= WORK REQUIRED =
Keep only those lines of the records that include the string "title".

--*--

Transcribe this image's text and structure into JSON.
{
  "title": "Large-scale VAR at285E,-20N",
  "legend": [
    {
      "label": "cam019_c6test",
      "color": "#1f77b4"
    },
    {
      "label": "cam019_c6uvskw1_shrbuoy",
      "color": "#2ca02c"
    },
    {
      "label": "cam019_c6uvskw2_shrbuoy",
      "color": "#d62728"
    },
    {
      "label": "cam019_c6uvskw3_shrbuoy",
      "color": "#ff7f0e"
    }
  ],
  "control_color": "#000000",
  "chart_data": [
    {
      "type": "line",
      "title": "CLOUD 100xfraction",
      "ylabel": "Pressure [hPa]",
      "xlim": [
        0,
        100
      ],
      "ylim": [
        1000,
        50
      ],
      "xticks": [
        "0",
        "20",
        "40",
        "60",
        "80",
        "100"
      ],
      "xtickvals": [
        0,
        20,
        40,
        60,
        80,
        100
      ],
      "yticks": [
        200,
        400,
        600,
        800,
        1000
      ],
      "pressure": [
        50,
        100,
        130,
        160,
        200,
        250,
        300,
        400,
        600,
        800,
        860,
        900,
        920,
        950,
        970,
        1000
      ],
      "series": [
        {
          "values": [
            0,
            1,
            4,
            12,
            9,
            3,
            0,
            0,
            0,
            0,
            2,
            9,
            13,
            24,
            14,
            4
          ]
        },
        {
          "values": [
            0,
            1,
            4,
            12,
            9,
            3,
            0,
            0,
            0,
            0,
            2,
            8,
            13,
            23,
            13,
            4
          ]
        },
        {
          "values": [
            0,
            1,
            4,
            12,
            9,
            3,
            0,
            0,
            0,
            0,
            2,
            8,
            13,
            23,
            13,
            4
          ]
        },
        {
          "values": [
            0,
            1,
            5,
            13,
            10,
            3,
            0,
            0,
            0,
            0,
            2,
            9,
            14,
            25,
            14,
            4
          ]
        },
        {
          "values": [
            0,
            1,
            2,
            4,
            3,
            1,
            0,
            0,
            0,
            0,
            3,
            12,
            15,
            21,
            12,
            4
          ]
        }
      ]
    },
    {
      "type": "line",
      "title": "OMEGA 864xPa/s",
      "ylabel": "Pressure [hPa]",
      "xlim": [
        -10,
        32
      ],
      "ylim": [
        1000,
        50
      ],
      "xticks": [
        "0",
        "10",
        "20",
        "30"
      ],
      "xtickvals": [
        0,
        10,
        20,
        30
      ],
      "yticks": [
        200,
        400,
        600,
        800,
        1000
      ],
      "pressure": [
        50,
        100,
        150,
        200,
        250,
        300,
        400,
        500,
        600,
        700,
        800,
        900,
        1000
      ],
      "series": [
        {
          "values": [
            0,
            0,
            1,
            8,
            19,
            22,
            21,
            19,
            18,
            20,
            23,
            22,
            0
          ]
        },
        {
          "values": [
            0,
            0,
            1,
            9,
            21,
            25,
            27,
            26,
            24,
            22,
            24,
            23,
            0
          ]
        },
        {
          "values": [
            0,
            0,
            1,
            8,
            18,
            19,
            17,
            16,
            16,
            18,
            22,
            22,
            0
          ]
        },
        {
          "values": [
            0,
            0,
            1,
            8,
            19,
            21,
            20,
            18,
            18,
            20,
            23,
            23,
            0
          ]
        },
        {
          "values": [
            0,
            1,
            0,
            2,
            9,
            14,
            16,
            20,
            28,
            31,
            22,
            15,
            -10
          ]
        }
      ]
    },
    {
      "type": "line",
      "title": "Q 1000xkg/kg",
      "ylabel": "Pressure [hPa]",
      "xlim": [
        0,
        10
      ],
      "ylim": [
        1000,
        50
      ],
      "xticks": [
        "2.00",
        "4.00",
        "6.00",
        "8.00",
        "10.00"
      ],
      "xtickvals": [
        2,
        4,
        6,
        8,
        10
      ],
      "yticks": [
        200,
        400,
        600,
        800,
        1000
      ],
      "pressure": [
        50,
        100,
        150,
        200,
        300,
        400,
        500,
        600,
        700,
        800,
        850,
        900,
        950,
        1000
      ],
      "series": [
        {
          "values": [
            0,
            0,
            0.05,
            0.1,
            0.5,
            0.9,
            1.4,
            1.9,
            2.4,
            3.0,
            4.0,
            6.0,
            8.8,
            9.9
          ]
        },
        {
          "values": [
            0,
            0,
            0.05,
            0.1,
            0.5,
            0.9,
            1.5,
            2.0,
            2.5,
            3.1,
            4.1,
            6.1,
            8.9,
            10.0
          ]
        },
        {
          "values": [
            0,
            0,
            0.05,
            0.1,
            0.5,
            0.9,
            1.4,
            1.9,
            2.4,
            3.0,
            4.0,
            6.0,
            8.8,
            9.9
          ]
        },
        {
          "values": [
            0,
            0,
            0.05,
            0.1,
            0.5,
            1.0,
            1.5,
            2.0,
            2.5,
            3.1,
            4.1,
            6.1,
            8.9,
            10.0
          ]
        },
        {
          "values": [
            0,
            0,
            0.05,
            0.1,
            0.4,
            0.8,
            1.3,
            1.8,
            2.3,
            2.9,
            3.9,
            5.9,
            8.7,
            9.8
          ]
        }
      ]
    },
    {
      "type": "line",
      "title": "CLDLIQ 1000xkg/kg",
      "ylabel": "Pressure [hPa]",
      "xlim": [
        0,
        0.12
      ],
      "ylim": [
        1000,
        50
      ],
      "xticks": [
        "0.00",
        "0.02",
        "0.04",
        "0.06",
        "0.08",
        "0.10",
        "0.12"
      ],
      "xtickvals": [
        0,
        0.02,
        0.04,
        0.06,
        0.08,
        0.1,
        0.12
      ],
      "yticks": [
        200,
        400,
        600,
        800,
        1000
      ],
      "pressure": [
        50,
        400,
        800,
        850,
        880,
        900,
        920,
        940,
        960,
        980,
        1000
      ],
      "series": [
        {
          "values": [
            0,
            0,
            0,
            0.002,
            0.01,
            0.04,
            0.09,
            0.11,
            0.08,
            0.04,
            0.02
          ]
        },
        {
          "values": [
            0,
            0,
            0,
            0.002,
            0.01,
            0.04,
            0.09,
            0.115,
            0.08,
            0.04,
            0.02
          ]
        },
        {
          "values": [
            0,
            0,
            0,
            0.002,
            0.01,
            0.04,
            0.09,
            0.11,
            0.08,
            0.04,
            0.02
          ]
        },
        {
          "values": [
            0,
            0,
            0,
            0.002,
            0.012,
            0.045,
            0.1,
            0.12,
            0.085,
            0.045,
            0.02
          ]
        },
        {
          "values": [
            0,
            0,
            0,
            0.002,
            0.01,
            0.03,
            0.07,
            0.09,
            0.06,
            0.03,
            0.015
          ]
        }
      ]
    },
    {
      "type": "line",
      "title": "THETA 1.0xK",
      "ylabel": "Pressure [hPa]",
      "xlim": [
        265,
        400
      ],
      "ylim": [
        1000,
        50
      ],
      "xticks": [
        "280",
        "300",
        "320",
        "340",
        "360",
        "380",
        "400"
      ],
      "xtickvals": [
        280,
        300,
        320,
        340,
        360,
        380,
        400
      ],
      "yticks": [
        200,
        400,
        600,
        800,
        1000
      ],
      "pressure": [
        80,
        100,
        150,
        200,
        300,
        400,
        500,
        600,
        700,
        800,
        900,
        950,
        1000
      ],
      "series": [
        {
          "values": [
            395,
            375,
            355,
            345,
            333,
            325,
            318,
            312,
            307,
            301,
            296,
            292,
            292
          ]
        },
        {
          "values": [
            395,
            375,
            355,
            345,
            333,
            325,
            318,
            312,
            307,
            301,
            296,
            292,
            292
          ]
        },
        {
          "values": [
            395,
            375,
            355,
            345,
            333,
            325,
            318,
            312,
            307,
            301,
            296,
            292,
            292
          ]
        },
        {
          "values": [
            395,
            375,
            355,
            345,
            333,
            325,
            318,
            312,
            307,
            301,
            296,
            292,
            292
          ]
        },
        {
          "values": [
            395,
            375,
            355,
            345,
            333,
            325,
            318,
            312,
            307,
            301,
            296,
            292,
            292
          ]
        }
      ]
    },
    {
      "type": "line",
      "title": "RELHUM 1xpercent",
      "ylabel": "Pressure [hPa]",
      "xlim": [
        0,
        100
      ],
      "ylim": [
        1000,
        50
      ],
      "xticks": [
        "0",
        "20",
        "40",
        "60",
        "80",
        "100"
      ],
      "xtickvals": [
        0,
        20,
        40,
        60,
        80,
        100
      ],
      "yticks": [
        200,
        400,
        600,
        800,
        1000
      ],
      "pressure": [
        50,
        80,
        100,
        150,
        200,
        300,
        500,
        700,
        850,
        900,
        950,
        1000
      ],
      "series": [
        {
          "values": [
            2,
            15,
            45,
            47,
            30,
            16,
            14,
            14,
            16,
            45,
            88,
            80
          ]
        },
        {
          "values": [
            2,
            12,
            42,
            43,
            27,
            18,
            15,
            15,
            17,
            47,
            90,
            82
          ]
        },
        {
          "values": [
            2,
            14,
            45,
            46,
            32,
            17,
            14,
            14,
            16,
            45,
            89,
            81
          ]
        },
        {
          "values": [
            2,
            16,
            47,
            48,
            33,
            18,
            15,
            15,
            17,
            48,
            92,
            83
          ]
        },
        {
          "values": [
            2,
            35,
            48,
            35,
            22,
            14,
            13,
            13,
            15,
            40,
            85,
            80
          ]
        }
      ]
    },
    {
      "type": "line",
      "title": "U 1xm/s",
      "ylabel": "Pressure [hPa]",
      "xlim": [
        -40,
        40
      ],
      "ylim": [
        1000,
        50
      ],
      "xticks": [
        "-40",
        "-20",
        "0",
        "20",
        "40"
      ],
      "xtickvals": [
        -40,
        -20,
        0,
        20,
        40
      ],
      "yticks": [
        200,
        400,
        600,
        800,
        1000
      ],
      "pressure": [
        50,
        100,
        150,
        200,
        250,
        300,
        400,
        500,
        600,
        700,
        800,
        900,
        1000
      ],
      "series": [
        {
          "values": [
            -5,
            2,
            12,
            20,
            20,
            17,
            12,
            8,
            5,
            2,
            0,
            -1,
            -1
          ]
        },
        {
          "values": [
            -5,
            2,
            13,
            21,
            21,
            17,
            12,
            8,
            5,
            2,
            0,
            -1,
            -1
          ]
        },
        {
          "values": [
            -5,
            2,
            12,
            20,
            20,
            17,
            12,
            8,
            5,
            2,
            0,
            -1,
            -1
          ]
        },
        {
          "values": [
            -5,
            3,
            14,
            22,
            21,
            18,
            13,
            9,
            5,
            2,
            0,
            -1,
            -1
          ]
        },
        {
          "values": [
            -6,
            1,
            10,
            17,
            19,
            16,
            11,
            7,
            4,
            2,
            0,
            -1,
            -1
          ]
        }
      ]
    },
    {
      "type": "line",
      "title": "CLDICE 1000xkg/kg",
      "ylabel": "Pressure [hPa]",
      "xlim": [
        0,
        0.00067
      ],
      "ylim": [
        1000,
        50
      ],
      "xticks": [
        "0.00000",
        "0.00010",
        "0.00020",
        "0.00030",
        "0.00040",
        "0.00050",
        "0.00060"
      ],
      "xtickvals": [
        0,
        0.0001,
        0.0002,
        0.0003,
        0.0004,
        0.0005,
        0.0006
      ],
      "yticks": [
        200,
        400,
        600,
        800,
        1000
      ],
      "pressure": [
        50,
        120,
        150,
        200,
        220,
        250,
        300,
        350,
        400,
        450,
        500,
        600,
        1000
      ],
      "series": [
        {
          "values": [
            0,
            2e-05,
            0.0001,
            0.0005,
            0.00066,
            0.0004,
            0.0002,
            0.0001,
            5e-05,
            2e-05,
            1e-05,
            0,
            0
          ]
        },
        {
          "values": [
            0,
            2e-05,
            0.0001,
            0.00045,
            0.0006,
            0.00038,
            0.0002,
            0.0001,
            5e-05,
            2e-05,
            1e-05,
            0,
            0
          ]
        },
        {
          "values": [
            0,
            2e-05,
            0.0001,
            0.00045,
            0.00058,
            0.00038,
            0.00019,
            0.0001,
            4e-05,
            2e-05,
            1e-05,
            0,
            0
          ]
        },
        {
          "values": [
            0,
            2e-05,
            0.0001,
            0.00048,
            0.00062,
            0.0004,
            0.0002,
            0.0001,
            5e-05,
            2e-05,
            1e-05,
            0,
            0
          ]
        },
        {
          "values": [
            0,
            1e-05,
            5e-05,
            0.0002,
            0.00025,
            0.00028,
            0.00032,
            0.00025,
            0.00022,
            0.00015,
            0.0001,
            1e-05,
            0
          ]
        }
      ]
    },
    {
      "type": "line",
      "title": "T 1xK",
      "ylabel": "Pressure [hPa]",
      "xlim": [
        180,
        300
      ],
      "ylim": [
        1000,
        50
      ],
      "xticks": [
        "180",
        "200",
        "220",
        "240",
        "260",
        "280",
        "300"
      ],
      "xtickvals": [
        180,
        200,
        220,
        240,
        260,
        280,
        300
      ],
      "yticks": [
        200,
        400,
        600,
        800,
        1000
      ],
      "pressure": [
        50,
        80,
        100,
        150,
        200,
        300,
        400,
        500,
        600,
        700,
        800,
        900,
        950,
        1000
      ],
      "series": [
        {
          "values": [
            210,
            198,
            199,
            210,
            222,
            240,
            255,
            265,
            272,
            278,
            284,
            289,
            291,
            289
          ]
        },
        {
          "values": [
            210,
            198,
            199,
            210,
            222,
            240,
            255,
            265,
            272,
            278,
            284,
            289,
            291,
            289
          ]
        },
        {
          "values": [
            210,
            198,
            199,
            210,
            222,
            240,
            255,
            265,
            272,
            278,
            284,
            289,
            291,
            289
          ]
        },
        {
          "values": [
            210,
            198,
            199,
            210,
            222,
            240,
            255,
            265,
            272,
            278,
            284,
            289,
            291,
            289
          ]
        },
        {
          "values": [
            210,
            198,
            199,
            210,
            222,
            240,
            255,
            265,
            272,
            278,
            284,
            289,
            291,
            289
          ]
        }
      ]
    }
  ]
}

--*--

= ANSWER FOR THE TASK =
  "title": "Large-scale VAR at285E,-20N",
      "title": "CLOUD 100xfraction",
      "title": "OMEGA 864xPa/s",
      "title": "Q 1000xkg/kg",
      "title": "CLDLIQ 1000xkg/kg",
      "title": "THETA 1.0xK",
      "title": "RELHUM 1xpercent",
      "title": "U 1xm/s",
      "title": "CLDICE 1000xkg/kg",
      "title": "T 1xK",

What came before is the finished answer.